WRITTEN PROBLEM
Using the data below, repeat all of it precisely.

#### ROWS ####

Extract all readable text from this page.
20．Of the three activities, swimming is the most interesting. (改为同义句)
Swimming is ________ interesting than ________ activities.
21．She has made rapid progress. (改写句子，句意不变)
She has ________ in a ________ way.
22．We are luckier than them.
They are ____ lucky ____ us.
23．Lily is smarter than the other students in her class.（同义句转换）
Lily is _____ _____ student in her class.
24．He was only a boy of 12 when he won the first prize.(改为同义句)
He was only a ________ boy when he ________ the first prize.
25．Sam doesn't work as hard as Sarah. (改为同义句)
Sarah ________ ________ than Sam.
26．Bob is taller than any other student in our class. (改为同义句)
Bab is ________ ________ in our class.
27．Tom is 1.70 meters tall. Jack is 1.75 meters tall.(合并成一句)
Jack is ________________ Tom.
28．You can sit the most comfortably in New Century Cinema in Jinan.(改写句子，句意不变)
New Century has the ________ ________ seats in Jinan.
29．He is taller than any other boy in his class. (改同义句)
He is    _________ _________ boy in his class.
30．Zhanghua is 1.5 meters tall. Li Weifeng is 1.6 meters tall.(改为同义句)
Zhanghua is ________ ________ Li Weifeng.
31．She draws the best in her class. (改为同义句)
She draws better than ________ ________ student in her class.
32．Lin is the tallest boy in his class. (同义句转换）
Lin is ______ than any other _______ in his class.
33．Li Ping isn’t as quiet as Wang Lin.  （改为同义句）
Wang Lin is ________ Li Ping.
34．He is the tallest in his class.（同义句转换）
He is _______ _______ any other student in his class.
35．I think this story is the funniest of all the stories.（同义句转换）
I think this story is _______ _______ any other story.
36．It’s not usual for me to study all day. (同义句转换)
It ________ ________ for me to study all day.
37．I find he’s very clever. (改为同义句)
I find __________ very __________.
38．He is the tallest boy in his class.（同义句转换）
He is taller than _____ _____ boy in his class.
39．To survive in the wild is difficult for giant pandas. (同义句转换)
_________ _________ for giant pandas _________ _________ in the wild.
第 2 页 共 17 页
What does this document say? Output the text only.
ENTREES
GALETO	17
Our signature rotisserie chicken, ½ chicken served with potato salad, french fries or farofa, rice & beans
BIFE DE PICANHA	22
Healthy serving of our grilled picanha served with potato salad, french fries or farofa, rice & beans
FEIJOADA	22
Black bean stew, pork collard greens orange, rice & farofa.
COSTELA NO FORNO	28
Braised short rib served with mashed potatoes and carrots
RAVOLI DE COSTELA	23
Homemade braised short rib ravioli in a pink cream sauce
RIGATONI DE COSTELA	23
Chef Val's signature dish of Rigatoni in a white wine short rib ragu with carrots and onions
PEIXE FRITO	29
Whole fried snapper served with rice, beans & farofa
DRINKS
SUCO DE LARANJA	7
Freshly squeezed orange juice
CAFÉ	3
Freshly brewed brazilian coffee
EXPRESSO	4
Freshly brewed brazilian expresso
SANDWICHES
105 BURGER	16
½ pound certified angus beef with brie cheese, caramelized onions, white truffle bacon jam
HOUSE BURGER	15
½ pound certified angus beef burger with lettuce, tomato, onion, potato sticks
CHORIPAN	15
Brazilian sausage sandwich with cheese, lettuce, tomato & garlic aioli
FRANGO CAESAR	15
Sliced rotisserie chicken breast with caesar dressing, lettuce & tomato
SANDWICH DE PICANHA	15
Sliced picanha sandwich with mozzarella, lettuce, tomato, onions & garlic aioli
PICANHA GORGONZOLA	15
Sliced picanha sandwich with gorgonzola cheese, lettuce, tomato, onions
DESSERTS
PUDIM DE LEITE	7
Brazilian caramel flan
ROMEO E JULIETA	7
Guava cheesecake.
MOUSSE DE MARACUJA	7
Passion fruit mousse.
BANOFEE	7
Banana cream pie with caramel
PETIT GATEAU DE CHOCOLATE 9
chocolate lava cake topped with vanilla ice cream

####

OUTPUT
Extract all readable text from this page.
20．Of the three activities, swimming is the most interesting. (改为同义句)
Swimming is ________ interesting than ________ activities.
21．She has made rapid progress. (改写句子，句意不变)
She has ________ in a ________ way.
22．We are luckier than them.
They are ____ lucky ____ us.
23．Lily is smarter than the other students in her class.（同义句转换）
Lily is _____ _____ student in her class.
24．He was only a boy of 12 when he won the first prize.(改为同义句)
He was only a ________ boy when he ________ the first prize.
25．Sam doesn't work as hard as Sarah. (改为同义句)
Sarah ________ ________ than Sam.
26．Bob is taller than any other student in our class. (改为同义句)
Bab is ________ ________ in our class.
27．Tom is 1.70 meters tall. Jack is 1.75 meters tall.(合并成一句)
Jack is ________________ Tom.
28．You can sit the most comfortably in New Century Cinema in Jinan.(改写句子，句意不变)
New Century has the ________ ________ seats in Jinan.
29．He is taller than any other boy in his class. (改同义句)
He is    _________ _________ boy in his class.
30．Zhanghua is 1.5 meters tall. Li Weifeng is 1.6 meters tall.(改为同义句)
Zhanghua is ________ ________ Li Weifeng.
31．She draws the best in her class. (改为同义句)
She draws better than ________ ________ student in her class.
32．Lin is the tallest boy in his class. (同义句转换）
Lin is ______ than any other _______ in his class.
33．Li Ping isn’t as quiet as Wang Lin.  （改为同义句）
Wang Lin is ________ Li Ping.
34．He is the tallest in his class.（同义句转换）
He is _______ _______ any other student in his class.
35．I think this story is the funniest of all the stories.（同义句转换）
I think this story is _______ _______ any other story.
36．It’s not usual for me to study all day. (同义句转换)
It ________ ________ for me to study all day.
37．I find he’s very clever. (改为同义句)
I find __________ very __________.
38．He is the tallest boy in his class.（同义句转换）
He is taller than _____ _____ boy in his class.
39．To survive in the wild is difficult for giant pandas. (同义句转换)
_________ _________ for giant pandas _________ _________ in the wild.
第 2 页 共 17 页
What does this document say? Output the text only.
ENTREES
GALETO	17
Our signature rotisserie chicken, ½ chicken served with potato salad, french fries or farofa, rice & beans
BIFE DE PICANHA	22
Healthy serving of our grilled picanha served with potato salad, french fries or farofa, rice & beans
FEIJOADA	22
Black bean stew, pork collard greens orange, rice & farofa.
COSTELA NO FORNO	28
Braised short rib served with mashed potatoes and carrots
RAVOLI DE COSTELA	23
Homemade braised short rib ravioli in a pink cream sauce
RIGATONI DE COSTELA	23
Chef Val's signature dish of Rigatoni in a white wine short rib ragu with carrots and onions
PEIXE FRITO	29
Whole fried snapper served with rice, beans & farofa
DRINKS
SUCO DE LARANJA	7
Freshly squeezed orange juice
CAFÉ	3
Freshly brewed brazilian coffee
EXPRESSO	4
Freshly brewed brazilian expresso
SANDWICHES
105 BURGER	16
½ pound certified angus beef with brie cheese, caramelized onions, white truffle bacon jam
HOUSE BURGER	15
½ pound certified angus beef burger with lettuce, tomato, onion, potato sticks
CHORIPAN	15
Brazilian sausage sandwich with cheese, lettuce, tomato & garlic aioli
FRANGO CAESAR	15
Sliced rotisserie chicken breast with caesar dressing, lettuce & tomato
SANDWICH DE PICANHA	15
Sliced picanha sandwich with mozzarella, lettuce, tomato, onions & garlic aioli
PICANHA GORGONZOLA	15
Sliced picanha sandwich with gorgonzola cheese, lettuce, tomato, onions
DESSERTS
PUDIM DE LEITE	7
Brazilian caramel flan
ROMEO E JULIETA	7
Guava cheesecake.
MOUSSE DE MARACUJA	7
Passion fruit mousse.
BANOFEE	7
Banana cream pie with caramel
PETIT GATEAU DE CHOCOLATE 9
chocolate lava cake topped with vanilla ice cream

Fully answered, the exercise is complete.